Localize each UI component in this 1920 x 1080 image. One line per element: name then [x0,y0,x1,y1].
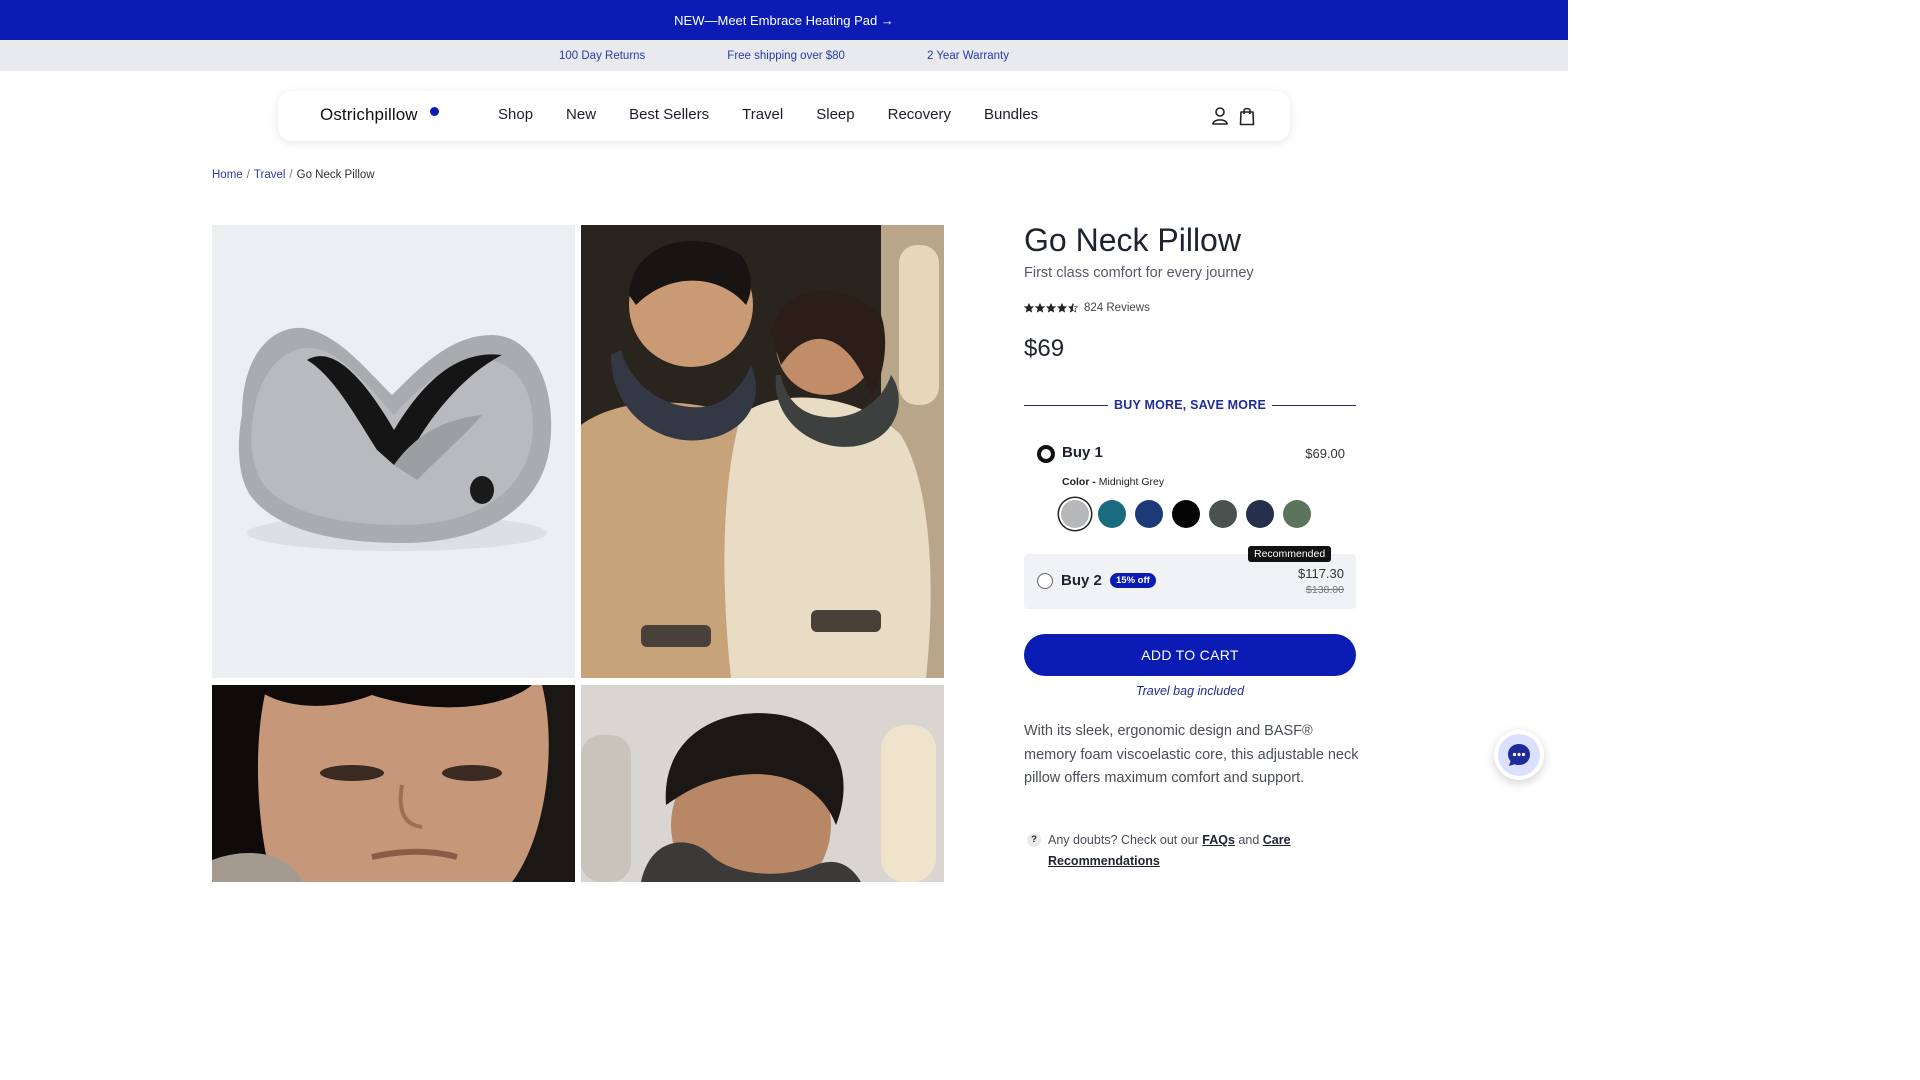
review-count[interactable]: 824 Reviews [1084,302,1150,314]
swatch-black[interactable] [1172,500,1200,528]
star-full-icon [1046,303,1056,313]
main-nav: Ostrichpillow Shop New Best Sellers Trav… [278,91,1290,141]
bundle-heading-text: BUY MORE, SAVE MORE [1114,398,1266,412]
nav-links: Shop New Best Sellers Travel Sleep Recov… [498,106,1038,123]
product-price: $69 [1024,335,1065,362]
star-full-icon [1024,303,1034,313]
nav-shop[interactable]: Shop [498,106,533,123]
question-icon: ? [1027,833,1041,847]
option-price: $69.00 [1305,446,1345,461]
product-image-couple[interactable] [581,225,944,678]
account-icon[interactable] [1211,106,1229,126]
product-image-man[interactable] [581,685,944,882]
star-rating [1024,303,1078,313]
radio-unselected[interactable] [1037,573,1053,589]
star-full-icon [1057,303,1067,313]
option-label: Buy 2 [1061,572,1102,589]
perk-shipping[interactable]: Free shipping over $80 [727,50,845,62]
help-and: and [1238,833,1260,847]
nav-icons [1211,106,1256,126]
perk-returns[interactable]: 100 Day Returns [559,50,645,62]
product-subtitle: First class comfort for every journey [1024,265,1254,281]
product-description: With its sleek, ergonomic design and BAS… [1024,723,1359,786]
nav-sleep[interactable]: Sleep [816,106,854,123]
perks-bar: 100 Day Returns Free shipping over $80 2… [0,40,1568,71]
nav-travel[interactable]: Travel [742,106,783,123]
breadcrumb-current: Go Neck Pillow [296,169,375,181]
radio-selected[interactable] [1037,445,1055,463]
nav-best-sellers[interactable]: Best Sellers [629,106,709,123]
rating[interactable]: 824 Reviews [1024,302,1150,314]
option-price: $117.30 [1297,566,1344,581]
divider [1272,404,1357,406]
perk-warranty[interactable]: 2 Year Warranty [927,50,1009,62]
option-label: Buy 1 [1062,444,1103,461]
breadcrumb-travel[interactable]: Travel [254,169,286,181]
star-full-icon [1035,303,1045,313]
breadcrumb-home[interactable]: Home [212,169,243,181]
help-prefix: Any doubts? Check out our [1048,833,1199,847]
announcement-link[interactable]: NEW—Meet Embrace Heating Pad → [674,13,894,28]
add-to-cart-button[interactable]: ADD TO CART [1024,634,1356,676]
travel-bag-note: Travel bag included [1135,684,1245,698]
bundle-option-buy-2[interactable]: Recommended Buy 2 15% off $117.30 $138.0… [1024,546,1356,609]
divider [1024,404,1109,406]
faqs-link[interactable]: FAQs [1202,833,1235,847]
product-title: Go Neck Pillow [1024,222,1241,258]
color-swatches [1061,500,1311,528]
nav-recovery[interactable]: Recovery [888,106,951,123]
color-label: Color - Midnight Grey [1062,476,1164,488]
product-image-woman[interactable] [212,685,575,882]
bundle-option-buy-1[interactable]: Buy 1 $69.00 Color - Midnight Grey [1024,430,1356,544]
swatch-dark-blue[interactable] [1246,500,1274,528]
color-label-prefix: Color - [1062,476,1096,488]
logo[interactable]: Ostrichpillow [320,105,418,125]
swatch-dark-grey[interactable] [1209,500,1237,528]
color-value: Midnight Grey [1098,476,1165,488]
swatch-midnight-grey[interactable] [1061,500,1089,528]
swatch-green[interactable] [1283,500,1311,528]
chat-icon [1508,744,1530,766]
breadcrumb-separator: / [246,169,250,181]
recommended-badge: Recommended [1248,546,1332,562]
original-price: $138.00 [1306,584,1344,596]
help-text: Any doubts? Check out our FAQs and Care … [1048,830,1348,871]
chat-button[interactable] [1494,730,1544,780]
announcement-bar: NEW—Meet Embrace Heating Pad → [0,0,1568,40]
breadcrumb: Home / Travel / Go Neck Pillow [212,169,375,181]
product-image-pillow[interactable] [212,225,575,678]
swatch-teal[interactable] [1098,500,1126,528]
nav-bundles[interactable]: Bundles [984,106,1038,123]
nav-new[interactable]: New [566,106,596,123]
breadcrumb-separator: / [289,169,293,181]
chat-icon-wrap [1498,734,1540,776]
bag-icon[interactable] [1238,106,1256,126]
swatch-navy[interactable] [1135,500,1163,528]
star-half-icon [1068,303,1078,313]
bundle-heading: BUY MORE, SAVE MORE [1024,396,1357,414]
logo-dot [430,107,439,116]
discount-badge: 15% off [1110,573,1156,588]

* * *

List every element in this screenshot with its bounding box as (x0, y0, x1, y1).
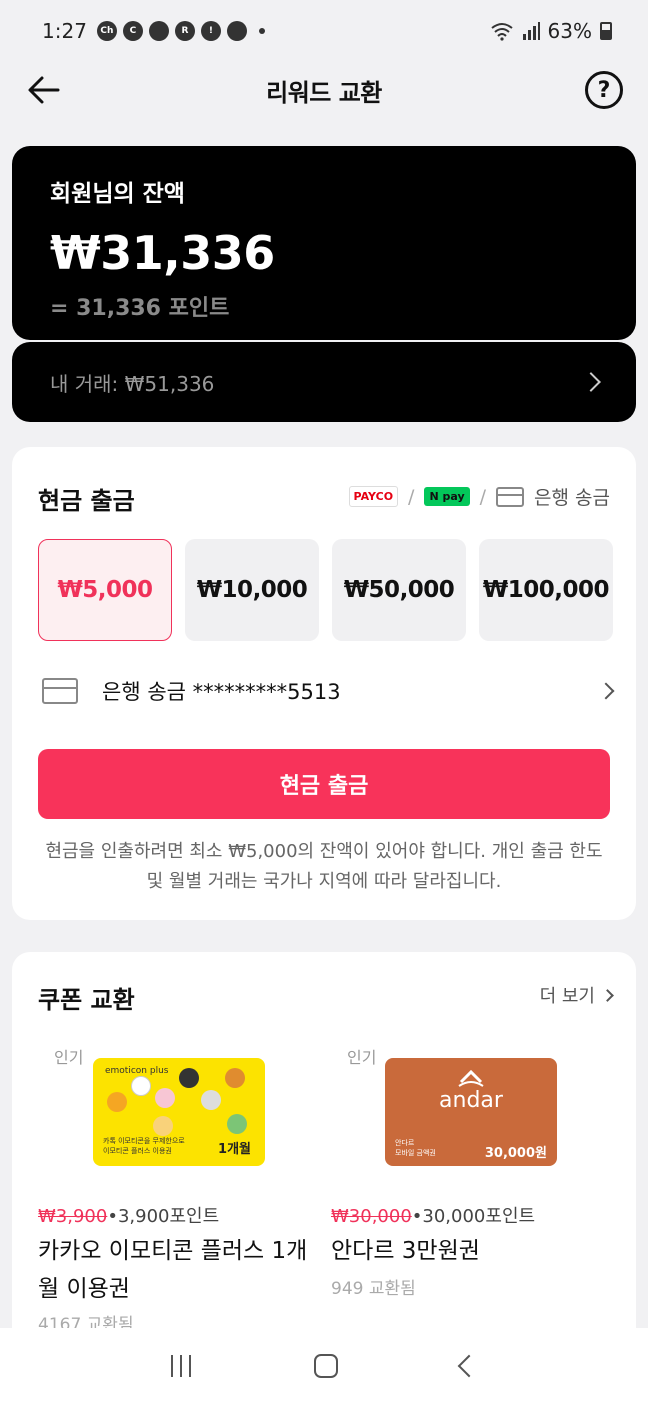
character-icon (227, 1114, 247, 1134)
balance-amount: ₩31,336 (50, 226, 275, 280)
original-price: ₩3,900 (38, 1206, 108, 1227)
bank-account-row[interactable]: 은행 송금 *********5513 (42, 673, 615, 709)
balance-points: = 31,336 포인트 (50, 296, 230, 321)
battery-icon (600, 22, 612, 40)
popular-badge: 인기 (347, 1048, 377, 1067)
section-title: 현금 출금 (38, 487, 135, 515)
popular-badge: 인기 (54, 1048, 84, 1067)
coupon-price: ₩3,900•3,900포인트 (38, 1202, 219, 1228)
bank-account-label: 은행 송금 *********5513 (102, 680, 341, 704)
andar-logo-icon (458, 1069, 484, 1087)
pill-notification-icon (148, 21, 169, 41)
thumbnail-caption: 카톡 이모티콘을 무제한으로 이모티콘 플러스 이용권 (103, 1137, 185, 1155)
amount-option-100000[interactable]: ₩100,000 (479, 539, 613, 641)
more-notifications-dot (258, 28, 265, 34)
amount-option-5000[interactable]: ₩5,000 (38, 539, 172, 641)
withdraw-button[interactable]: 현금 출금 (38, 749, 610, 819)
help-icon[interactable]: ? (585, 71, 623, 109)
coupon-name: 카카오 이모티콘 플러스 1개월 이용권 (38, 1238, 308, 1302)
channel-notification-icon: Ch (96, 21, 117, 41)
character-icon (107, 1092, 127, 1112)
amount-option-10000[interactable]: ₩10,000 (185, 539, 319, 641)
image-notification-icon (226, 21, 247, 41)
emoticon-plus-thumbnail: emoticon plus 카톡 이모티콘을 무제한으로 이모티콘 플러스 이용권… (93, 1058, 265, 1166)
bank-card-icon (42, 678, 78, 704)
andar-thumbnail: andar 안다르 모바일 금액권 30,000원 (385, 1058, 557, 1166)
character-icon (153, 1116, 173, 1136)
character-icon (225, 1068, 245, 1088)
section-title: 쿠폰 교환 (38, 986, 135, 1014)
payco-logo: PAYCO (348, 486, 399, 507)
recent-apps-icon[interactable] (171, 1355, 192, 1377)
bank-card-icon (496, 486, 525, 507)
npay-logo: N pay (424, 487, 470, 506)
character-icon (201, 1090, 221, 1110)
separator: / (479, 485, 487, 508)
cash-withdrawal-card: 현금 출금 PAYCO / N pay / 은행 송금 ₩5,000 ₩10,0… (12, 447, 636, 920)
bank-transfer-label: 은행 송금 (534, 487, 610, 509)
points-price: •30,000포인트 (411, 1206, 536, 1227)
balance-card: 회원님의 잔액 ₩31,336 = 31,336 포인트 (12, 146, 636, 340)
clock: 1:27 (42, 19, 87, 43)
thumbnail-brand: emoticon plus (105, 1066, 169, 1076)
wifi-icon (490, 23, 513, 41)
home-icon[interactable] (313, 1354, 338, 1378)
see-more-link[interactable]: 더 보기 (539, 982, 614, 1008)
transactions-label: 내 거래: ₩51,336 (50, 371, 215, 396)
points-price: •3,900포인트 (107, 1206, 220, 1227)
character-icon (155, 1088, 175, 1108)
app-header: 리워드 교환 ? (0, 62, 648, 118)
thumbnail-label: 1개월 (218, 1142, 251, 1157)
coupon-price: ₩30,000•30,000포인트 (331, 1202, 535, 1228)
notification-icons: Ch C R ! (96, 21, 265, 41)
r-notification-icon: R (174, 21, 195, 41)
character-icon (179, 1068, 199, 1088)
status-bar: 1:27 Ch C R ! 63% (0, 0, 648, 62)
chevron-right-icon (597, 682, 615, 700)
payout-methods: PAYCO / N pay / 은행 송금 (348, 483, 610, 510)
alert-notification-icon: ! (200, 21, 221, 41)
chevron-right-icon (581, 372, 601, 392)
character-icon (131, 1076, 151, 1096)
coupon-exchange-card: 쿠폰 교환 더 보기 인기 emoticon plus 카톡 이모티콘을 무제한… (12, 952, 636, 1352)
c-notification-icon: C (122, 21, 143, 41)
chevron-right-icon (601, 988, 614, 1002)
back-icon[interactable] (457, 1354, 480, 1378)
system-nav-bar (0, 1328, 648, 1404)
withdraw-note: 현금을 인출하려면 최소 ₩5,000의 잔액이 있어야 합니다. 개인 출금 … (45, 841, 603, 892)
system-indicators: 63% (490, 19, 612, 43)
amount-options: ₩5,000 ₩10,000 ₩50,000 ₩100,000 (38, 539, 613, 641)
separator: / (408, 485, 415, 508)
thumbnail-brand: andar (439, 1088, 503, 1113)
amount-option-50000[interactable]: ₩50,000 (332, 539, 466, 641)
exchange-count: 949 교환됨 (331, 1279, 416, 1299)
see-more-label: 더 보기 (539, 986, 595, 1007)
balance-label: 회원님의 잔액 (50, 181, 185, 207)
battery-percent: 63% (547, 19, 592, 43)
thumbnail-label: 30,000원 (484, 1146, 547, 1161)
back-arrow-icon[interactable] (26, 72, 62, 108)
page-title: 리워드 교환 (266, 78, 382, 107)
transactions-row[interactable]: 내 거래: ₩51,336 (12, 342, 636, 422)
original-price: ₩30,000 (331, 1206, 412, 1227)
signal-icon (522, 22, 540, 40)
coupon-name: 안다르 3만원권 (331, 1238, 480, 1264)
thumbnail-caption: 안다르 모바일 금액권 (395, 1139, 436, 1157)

**Your task**
Copy the items from the line with "review-count[interactable]: 824 Reviews" to the line with "bundle-heading-text: BUY MORE, SAVE", word for word.

**Reply**
review-count[interactable]: 824 Reviews [1084,302,1150,314]
swatch-black[interactable] [1172,500,1200,528]
star-full-icon [1046,303,1056,313]
main-nav: Ostrichpillow Shop New Best Sellers Trav… [278,91,1290,141]
bundle-heading-text: BUY MORE, SAVE MORE [1114,398,1266,412]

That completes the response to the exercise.